WRITTEN REQUEST ▸ In the listing below, count the lines with "link" and report only the figure.

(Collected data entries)
----

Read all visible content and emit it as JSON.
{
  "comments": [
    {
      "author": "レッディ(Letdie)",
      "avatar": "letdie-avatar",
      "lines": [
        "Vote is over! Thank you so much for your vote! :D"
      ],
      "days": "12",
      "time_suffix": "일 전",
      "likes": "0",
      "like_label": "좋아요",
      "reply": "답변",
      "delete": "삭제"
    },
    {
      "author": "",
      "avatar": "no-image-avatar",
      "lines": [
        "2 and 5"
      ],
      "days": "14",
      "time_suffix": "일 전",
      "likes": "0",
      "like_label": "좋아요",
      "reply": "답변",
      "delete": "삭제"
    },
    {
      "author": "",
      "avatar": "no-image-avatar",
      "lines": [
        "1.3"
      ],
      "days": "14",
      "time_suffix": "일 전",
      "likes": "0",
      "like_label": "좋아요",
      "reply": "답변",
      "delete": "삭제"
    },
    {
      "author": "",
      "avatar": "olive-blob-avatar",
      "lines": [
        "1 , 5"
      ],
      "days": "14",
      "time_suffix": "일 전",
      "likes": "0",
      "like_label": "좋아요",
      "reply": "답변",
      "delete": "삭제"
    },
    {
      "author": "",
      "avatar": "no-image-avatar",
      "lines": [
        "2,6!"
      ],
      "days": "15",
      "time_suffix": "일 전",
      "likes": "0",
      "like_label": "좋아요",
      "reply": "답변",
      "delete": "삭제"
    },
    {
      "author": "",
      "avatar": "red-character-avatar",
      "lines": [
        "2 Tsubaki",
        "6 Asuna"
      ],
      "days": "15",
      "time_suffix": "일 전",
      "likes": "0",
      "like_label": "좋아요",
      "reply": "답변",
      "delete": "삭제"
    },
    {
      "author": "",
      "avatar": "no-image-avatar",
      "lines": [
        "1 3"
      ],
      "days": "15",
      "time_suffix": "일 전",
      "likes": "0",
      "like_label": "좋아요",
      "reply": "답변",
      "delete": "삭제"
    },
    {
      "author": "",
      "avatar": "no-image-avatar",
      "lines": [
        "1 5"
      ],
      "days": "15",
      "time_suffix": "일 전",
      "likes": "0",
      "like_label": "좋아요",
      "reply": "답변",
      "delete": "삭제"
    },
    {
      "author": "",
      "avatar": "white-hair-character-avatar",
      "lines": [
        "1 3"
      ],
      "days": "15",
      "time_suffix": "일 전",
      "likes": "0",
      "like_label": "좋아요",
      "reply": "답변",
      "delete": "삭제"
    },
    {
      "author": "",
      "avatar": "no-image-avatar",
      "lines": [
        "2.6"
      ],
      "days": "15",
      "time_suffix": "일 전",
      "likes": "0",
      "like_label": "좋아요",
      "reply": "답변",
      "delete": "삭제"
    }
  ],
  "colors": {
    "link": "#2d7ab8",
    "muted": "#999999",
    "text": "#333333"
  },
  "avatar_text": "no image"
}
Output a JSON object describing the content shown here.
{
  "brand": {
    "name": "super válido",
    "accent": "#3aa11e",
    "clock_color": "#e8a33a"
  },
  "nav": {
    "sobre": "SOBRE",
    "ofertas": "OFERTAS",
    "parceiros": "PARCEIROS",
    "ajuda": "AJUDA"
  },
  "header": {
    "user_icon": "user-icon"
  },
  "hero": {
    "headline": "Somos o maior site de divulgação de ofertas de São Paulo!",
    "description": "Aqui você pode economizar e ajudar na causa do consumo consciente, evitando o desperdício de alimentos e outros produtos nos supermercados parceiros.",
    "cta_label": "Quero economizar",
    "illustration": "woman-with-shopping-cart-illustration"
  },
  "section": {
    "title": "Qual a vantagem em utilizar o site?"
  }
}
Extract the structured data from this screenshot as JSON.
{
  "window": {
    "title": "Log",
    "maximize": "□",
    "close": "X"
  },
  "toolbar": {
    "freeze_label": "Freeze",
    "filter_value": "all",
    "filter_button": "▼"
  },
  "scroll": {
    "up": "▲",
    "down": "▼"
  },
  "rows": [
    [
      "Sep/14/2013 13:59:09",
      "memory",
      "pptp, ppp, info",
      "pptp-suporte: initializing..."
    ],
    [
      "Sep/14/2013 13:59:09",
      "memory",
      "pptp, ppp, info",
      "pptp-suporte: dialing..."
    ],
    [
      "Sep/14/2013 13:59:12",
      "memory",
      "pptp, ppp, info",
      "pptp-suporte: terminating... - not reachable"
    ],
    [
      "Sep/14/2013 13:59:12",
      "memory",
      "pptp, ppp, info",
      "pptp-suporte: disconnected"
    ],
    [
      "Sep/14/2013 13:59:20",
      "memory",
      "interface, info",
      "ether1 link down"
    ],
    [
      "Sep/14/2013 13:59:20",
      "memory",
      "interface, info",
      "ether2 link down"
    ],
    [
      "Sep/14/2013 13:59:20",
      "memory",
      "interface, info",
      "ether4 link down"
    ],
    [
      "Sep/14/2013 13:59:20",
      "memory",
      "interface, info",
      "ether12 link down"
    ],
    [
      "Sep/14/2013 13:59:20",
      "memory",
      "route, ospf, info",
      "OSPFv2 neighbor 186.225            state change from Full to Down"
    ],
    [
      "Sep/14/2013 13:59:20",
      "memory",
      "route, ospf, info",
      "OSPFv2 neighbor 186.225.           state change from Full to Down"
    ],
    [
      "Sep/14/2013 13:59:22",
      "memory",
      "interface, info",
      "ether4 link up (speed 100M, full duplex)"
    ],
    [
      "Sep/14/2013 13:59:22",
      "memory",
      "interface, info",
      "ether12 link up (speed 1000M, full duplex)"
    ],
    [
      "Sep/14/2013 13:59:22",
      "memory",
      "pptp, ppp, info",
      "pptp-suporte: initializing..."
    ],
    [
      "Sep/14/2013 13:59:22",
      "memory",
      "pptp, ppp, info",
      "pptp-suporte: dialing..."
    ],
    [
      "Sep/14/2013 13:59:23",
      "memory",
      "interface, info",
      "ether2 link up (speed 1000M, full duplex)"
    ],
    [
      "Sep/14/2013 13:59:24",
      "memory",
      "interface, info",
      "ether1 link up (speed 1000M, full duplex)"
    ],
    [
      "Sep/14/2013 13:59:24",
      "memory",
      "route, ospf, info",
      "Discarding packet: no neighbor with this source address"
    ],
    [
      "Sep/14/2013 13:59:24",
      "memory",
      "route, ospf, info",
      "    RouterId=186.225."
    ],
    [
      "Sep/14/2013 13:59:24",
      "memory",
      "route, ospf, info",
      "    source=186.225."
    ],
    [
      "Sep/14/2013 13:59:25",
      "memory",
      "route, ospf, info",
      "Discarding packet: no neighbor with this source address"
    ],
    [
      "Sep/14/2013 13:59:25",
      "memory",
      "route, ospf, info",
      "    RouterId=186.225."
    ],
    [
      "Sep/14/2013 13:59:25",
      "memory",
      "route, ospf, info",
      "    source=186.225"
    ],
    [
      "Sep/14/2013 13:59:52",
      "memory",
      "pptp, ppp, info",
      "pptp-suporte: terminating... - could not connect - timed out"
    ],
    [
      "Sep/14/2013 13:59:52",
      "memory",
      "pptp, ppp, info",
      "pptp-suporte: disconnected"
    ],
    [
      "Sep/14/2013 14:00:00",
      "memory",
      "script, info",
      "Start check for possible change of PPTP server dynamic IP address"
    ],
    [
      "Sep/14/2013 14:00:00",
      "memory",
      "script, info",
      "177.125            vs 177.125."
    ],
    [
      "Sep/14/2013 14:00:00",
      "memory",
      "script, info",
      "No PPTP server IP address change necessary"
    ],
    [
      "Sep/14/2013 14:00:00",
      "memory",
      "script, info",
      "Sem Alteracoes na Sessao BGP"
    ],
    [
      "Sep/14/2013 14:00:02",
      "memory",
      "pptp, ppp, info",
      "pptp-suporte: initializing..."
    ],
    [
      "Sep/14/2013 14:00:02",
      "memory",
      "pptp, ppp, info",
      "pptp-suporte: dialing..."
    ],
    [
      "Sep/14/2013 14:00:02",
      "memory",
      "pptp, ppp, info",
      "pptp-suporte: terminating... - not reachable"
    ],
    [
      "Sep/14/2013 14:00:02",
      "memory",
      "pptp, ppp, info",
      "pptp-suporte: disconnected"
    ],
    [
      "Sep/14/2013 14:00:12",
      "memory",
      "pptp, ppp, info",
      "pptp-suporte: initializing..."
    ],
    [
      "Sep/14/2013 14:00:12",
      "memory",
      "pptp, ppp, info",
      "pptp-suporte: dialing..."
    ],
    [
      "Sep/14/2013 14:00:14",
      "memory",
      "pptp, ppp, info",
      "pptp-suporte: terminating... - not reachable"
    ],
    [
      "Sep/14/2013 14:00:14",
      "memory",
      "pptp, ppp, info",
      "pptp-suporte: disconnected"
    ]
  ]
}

----

COMPLETED EXERCISE ▸ 9